[What to produce]: Please print the full listing exactly.

[Provided material]:
◇ ◇ ◇ ◇

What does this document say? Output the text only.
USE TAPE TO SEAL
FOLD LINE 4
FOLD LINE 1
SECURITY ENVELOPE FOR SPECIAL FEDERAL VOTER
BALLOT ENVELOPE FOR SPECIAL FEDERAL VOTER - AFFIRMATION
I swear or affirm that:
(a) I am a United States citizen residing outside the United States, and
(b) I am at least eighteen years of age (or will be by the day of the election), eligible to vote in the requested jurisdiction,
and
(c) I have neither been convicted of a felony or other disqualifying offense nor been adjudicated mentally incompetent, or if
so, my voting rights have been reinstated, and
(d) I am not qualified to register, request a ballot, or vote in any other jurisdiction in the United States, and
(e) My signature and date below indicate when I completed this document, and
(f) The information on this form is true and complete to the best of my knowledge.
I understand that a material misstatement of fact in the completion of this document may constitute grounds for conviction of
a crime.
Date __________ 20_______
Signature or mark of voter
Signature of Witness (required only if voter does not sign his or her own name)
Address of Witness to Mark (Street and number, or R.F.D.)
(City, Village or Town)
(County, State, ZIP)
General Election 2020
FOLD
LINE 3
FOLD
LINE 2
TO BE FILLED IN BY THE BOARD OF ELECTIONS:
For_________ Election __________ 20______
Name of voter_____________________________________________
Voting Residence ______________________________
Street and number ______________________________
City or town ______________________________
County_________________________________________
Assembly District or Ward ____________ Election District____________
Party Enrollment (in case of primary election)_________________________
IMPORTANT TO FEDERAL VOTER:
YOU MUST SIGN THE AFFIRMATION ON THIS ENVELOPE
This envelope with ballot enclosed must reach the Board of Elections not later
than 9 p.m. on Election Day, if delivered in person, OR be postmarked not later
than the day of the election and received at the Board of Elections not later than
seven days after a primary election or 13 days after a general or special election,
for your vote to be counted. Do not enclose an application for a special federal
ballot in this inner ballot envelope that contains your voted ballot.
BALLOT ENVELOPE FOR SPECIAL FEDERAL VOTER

◇ ◇ ◇ ◇

[Reply]:
What does this document say? Output the text only.
USE TAPE TO SEAL
FOLD LINE 4
FOLD LINE 1
SECURITY ENVELOPE FOR SPECIAL FEDERAL VOTER
BALLOT ENVELOPE FOR SPECIAL FEDERAL VOTER - AFFIRMATION
I swear or affirm that:
(a) I am a United States citizen residing outside the United States, and
(b) I am at least eighteen years of age (or will be by the day of the election), eligible to vote in the requested jurisdiction,
and
(c) I have neither been convicted of a felony or other disqualifying offense nor been adjudicated mentally incompetent, or if
so, my voting rights have been reinstated, and
(d) I am not qualified to register, request a ballot, or vote in any other jurisdiction in the United States, and
(e) My signature and date below indicate when I completed this document, and
(f) The information on this form is true and complete to the best of my knowledge.
I understand that a material misstatement of fact in the completion of this document may constitute grounds for conviction of
a crime.
Date __________ 20_______
Signature or mark of voter
Signature of Witness (required only if voter does not sign his or her own name)
Address of Witness to Mark (Street and number, or R.F.D.)
(City, Village or Town)
(County, State, ZIP)
General Election 2020
FOLD
LINE 3
FOLD
LINE 2
TO BE FILLED IN BY THE BOARD OF ELECTIONS:
For_________ Election __________ 20______
Name of voter_____________________________________________
Voting Residence ______________________________
Street and number ______________________________
City or town ______________________________
County_________________________________________
Assembly District or Ward ____________ Election District____________
Party Enrollment (in case of primary election)_________________________
IMPORTANT TO FEDERAL VOTER:
YOU MUST SIGN THE AFFIRMATION ON THIS ENVELOPE
This envelope with ballot enclosed must reach the Board of Elections not later
than 9 p.m. on Election Day, if delivered in person, OR be postmarked not later
than the day of the election and received at the Board of Elections not later than
seven days after a primary election or 13 days after a general or special election,
for your vote to be counted. Do not enclose an application for a special federal
ballot in this inner ballot envelope that contains your voted ballot.
BALLOT ENVELOPE FOR SPECIAL FEDERAL VOTER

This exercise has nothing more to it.